— Check your understanding —
1. Answer these about the appeals court opinion in the Manley Fox case:
(a) Which circuit court did the appeal come from?
(b) On what date was the opinion issued?
(c) How many therapy sessions did Susan Estes say she had with KW?
2. Can you carry the appeals court opinion in the Manley Fox case forward from its last sentence?

— Document excerpt —
------------------------------------------------------------------------
Manley Fox v. Arkansas Department of Human Services

Annotate this Case
ca02-488

ARKANSAS COURT OF APPEALS

NOT DESIGNATED FOR PUBLICATION

CHIEF JUDGE JOHN F. STROUD, JR.

DIVISION III

MANLEY FOX

APPELLANT

V.

DEPARTMENT OF HUMAN

SERVICES

APPELLEE

CA 02-488

March 5, 2003

APPEAL FROM THE

INDEPENDENCE COUNTY

CIRCUIT COURT [CV-2001-208-2]

HONORABLE JOHN NORMAN

HARKEY, CIRCUIT JUDGE

AFFIRMED

This appeal arises from a Department of Human Services opinion, which found that appellant, Manley Fox, sexually abused KW and that appellant's name should therefore remain on the Arkansas Child Maltreatment Central Registry. Appellant filed a petition for review in circuit court, but after reviewing exhibits and hearing arguments of counsel the petition to remove his name from the registry was denied. This appeal followed. We affirm.

At the administrative hearing in this case, Susan Estes, a licensed psychological examiner and psychology specialist, testified that she was a supervisor at Batesville Behavioral Healthcare Center. She stated that KW was referred to her agency for therapy after she attempted to commit suicide. She said that she had been KW's therapist for three sessions, in June and July 2000, and that KW told her that one of the issues involved in the suicide attempt was that she was having difficulty dealing with being sexually abused by her ex-stepfather, appellant. Estes stated that KW was born in May 1984; that appellant and KW's mother were divorced when KW was about nine years old; and that KW and her mother continued to see appellant after the divorce. She testified that she learned from her interview with KW that appellant would hug her and rub his chest against her breasts, making KW feel very uncomfortable; that KW was about twelve when appellant came in, sat on her bed, and fondled her breast; and that the fondling occurred on two occasions, when she was twelve to fourteen years old. Estes testified that KW told her KW's mother did not believe these things had actually occurred. Estes stated that the mother told Estes that appellant contributed to the support of the family and that such support might be disrupted if they did not continue to have contact with him. Estes also testified that she had been trained to determine when someone is fabricating a story and that she believed KW was telling her the truth about the abuse.
------------------------------------------------------------------------
— Document layout detection data —
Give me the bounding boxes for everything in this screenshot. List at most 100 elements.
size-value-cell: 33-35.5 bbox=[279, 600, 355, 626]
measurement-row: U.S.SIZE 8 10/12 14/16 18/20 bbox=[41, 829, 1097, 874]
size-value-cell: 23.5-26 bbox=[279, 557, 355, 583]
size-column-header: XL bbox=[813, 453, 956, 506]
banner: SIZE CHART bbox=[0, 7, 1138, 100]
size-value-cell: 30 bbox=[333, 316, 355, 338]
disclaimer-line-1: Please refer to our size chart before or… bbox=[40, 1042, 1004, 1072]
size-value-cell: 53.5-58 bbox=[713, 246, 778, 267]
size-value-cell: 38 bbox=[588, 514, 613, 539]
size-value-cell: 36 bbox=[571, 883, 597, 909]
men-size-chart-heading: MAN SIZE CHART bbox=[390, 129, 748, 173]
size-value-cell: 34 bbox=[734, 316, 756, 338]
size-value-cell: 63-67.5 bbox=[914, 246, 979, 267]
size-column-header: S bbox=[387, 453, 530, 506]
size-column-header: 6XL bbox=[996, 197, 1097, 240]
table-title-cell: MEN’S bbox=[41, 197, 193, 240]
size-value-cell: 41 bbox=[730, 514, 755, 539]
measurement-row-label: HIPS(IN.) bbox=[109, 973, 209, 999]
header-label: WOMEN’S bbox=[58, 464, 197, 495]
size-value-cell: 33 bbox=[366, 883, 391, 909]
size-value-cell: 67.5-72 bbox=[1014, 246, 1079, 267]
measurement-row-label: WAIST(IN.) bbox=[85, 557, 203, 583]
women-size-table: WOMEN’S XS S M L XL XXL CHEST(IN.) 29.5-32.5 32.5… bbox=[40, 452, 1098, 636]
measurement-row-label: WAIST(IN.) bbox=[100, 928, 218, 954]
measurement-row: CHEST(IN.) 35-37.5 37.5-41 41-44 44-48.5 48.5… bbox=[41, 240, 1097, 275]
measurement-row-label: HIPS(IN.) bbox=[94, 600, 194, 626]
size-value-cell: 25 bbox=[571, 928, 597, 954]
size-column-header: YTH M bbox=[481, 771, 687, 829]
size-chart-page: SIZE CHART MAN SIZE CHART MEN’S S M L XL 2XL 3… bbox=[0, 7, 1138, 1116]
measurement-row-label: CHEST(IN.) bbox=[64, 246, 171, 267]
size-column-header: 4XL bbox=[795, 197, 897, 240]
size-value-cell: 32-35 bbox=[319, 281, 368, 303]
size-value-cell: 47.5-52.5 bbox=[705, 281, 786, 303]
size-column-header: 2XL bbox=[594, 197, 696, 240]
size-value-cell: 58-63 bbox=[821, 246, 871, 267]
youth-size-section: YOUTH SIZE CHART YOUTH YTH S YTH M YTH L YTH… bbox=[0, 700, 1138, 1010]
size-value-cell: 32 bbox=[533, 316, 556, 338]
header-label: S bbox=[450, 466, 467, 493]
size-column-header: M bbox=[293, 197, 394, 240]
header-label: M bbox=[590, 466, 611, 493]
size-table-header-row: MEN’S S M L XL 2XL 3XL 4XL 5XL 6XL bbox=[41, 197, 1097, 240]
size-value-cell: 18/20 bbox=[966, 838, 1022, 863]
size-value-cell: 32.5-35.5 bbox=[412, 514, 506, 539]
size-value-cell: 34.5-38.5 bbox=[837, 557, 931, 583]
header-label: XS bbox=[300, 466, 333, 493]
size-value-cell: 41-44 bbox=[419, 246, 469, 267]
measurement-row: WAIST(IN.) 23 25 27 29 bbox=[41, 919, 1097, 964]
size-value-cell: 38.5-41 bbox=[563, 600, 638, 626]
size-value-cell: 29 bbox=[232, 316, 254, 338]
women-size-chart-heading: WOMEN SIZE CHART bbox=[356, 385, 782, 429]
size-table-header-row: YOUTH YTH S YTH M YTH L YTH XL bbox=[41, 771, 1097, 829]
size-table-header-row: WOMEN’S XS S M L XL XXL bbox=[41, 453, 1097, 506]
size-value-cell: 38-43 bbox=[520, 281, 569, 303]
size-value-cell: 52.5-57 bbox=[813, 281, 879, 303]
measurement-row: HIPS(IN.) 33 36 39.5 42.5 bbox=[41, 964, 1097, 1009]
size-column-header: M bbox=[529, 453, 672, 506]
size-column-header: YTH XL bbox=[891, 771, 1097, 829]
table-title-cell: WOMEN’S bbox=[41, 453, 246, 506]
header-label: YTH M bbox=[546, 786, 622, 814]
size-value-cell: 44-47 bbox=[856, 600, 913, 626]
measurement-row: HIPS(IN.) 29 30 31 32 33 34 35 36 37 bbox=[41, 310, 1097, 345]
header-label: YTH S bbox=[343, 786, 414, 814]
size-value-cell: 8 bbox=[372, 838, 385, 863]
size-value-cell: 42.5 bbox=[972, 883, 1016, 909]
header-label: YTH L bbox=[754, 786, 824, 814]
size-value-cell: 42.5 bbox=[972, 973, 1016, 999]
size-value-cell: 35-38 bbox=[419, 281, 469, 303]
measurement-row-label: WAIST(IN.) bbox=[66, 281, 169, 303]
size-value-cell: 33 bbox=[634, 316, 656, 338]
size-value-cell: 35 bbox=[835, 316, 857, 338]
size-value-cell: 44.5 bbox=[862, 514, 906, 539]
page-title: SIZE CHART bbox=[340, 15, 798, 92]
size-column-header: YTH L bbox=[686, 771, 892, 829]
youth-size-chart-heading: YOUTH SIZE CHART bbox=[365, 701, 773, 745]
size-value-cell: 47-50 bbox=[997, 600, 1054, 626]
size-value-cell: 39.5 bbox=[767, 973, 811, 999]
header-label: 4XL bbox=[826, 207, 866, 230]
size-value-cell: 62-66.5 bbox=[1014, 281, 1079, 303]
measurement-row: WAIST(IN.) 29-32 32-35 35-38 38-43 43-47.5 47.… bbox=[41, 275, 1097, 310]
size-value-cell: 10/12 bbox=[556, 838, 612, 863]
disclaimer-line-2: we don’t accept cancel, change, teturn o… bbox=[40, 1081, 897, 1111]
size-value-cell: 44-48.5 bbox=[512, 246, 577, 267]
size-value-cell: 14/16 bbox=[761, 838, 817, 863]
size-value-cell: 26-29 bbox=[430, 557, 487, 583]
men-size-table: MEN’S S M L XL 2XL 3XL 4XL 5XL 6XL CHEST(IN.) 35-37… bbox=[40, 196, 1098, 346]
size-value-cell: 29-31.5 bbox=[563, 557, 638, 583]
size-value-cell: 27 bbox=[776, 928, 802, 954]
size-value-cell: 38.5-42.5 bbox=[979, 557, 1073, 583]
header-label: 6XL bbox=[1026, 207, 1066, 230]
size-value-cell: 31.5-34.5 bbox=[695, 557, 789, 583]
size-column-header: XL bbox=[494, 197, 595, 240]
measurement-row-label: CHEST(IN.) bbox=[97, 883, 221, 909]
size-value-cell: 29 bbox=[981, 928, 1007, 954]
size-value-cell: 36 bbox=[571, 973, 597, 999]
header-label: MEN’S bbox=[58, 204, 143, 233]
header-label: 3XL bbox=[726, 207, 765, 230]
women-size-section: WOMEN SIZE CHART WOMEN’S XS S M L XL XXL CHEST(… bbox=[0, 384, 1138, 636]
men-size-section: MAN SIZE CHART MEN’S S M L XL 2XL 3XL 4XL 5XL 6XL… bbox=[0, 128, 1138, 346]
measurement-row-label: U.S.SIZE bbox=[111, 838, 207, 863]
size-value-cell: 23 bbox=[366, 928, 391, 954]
------------------------------------------------------------------------
— Expected results —
1.
(a) The Independence County Circuit Court.
(b) March 5, 2003.
(c) Three.

2.
KW testified at the hearing to a limited extent. She stated that she was seventeen years old; that she did not really want to be there; and that she did not want to talk about the allegations concerning appellant. She said that a tape had been made of her explaining her allegations and that she told the truth on the tape. However, she also stated that it made her uncomfortable when she was taped without her mother being present because she felt threatened. She said that she had been on vacation with her family the week before the hearing and that appellant had joined them for part of the time. She stated that she rode back with him and that she did not have any problems being around him.

Brian Brokaw testified that he is employed by DHS; that he is familiar with KW; and that he was present at the taped interview between KW and Investigator Lisa Earls. He said that Earls did not threaten or intimidate KW and that KW made a statement about appellant abusing her several years ago. He said that he thought KW was credible.

Appellant testified that he and KW's mother were married in 1988; that KW was four at that time; and that he was essentially the only father she had ever known. He denied the allegations of abuse. He said that the reason KW attempted suicide had nothing to do with him; that she and her boyfriend had broken up just before the prom and she was upset. Appellant offered three possible reasons why KW might lie about him: (1) because she wanted to get his attention, (2) because he was more strict than her mother, and (3) because he had a girlfriend and KW was jealous of that woman's kids.

Sheri Fox, KW's mother, testified that she is a surgical technologist; that during the time when KW's boyfriend broke up with her before the prom, she was having problems with KW. She said that KW was lying; that she was having sex with boys; and that she showed hostility and anger. She stated that KW improved under the care of Dr. Vuppala and Dr. Patilla; and that she got worse under Estes. She stated that "they" feel KW was so scared when she was interviewed by Earls that she would say anything. She further testified that she does not believe the allegations against appellant; that he is still a friend; that they talk on the phone every day; that she sleeps with him when they are together; and that he does not contribute to her financially.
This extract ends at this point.